EXERCISE GOAL:
Where a line of the material contains the string "Consumer", copy that line.

Chart and figure data:
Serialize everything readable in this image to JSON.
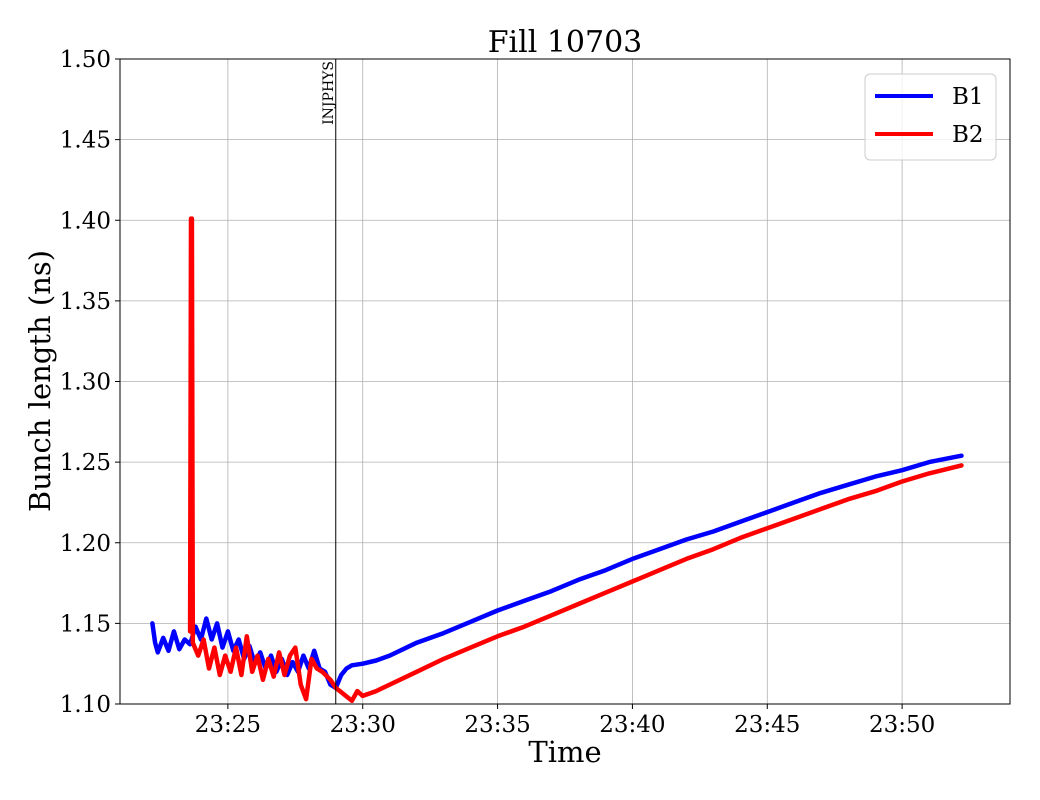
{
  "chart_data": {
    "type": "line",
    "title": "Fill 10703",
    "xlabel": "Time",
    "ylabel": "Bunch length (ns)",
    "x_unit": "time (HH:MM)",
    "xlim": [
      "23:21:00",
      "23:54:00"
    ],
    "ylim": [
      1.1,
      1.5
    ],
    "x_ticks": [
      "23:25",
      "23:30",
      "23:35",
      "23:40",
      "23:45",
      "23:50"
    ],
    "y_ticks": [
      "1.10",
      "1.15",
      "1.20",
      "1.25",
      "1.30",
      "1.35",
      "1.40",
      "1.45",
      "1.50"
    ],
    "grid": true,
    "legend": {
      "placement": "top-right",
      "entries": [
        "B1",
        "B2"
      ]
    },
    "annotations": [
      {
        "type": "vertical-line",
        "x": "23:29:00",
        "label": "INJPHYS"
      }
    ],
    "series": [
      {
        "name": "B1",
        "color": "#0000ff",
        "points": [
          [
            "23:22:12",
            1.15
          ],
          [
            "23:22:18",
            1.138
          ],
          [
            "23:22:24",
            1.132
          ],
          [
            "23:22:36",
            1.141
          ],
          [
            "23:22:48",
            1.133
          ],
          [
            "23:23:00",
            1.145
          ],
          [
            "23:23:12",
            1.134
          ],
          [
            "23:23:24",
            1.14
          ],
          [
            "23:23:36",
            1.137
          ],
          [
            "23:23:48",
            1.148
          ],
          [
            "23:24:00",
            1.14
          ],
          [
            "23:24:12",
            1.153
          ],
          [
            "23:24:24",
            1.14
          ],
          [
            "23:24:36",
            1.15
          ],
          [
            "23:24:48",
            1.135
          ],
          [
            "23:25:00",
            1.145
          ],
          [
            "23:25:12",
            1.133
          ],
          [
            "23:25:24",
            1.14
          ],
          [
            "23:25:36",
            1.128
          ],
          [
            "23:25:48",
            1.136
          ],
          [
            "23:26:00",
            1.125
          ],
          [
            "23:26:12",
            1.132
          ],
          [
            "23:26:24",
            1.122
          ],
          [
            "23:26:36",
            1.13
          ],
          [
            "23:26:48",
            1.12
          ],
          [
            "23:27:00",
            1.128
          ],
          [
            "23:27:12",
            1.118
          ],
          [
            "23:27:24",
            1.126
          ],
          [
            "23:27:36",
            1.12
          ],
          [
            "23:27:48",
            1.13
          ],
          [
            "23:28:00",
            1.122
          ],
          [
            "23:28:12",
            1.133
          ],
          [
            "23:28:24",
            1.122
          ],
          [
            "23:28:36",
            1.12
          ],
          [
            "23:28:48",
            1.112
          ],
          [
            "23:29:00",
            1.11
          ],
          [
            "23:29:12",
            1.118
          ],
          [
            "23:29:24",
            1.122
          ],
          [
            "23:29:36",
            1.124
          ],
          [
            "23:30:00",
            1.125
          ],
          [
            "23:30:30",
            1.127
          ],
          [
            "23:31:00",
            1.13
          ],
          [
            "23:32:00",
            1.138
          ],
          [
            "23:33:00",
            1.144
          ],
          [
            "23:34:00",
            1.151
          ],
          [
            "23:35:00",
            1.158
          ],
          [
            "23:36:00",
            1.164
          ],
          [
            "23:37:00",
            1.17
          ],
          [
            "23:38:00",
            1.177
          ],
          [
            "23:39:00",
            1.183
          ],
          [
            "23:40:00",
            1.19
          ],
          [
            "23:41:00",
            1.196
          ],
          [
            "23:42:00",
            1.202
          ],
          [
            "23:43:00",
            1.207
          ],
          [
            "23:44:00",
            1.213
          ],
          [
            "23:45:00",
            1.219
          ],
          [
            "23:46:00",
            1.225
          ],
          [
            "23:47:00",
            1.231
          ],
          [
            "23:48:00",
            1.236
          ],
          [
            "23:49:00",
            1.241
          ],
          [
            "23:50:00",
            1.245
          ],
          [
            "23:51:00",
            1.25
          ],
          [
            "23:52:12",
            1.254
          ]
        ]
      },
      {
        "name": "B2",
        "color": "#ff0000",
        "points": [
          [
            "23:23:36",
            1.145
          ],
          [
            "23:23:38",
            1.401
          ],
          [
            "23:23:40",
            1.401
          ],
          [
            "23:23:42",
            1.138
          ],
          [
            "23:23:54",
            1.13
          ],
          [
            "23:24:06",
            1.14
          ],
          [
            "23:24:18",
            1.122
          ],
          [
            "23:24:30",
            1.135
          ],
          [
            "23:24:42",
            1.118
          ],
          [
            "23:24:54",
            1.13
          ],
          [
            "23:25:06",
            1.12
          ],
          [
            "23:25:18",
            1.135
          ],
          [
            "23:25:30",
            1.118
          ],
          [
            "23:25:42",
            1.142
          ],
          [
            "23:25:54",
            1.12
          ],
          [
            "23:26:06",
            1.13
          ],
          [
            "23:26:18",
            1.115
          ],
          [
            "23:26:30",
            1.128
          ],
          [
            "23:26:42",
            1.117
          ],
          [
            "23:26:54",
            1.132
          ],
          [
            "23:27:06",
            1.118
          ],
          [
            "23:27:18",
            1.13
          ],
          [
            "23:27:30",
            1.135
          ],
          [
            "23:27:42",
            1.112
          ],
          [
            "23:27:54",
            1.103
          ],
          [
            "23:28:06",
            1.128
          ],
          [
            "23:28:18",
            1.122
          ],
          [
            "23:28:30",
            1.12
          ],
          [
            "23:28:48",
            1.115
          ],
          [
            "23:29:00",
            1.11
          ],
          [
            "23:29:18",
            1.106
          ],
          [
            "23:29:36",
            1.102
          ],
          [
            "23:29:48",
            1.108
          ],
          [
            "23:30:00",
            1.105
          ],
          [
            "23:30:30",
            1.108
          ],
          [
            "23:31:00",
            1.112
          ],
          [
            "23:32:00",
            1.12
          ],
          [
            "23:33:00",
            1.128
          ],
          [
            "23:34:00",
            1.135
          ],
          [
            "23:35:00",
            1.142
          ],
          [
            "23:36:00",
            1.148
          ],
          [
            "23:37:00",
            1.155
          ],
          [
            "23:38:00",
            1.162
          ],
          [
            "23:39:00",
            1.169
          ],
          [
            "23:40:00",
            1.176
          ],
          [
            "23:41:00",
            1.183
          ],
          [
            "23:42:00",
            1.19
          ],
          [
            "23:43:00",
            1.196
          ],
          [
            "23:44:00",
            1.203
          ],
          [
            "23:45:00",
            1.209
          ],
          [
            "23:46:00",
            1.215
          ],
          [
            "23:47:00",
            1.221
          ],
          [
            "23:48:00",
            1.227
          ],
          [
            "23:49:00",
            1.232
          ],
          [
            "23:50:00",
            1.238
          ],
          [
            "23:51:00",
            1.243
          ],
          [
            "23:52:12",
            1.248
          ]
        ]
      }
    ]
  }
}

---

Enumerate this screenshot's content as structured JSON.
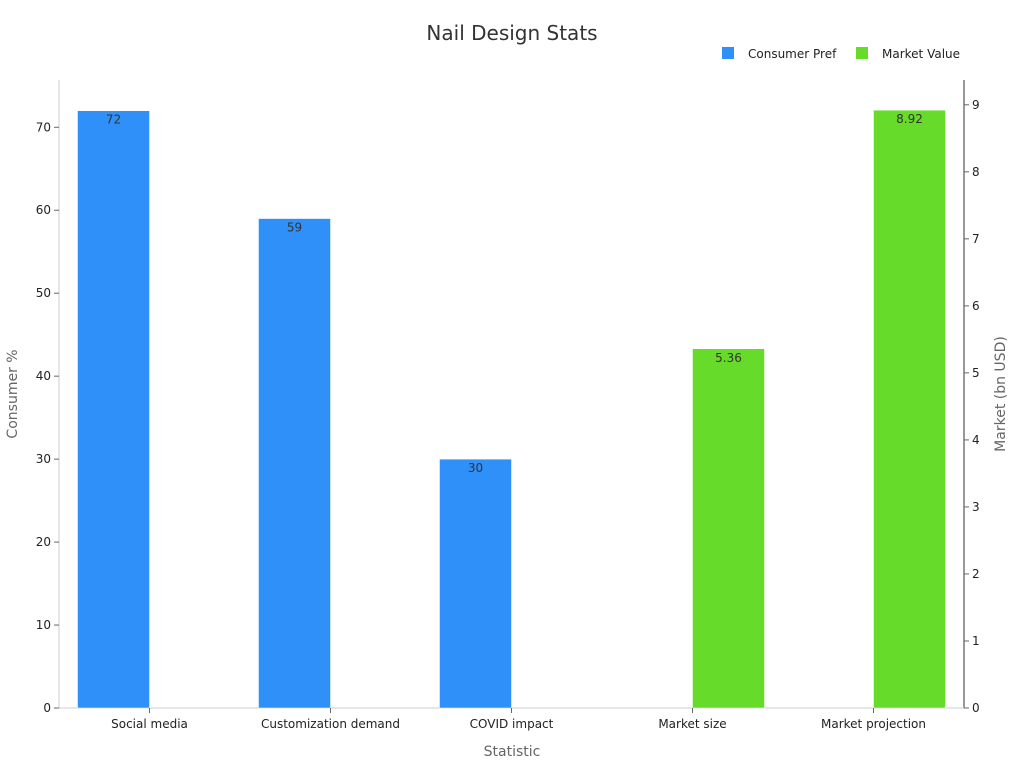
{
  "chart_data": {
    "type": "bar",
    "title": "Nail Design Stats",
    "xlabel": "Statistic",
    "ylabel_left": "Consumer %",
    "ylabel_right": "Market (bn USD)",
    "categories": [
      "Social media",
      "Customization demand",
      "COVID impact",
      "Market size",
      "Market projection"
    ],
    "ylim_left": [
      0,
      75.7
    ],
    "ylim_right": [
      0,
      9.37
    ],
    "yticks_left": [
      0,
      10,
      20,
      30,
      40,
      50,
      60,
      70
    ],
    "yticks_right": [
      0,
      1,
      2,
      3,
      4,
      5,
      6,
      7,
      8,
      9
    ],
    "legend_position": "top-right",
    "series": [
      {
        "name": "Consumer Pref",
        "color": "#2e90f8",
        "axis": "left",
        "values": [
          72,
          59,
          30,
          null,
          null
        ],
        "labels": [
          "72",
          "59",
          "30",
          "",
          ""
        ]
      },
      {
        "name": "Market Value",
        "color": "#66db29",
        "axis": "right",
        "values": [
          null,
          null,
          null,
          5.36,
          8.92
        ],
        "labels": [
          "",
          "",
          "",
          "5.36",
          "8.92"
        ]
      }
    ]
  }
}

ANSWER:
    "ylabel_left": "Consumer %",
        "name": "Consumer Pref",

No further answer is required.